— START Task data —

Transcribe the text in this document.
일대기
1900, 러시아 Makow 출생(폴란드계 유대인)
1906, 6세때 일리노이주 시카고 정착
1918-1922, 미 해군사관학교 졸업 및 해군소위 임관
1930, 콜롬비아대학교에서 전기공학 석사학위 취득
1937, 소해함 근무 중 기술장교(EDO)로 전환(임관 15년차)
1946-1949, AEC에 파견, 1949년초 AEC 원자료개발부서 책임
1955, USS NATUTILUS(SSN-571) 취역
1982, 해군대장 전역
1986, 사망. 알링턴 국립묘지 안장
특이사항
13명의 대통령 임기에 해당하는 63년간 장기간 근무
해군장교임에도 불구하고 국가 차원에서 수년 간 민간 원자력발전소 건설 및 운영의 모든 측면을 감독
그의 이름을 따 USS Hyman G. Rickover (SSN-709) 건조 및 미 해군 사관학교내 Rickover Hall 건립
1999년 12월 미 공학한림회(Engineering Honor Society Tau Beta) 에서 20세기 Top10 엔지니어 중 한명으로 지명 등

— END Task data —

* **Objective**
Restate the data above word for word, please.

* **Written answer**
Transcribe the text in this document.
일대기
1900, 러시아 Makow 출생(폴란드계 유대인)
1906, 6세때 일리노이주 시카고 정착
1918-1922, 미 해군사관학교 졸업 및 해군소위 임관
1930, 콜롬비아대학교에서 전기공학 석사학위 취득
1937, 소해함 근무 중 기술장교(EDO)로 전환(임관 15년차)
1946-1949, AEC에 파견, 1949년초 AEC 원자료개발부서 책임
1955, USS NATUTILUS(SSN-571) 취역
1982, 해군대장 전역
1986, 사망. 알링턴 국립묘지 안장
특이사항
13명의 대통령 임기에 해당하는 63년간 장기간 근무
해군장교임에도 불구하고 국가 차원에서 수년 간 민간 원자력발전소 건설 및 운영의 모든 측면을 감독
그의 이름을 따 USS Hyman G. Rickover (SSN-709) 건조 및 미 해군 사관학교내 Rickover Hall 건립
1999년 12월 미 공학한림회(Engineering Honor Society Tau Beta) 에서 20세기 Top10 엔지니어 중 한명으로 지명 등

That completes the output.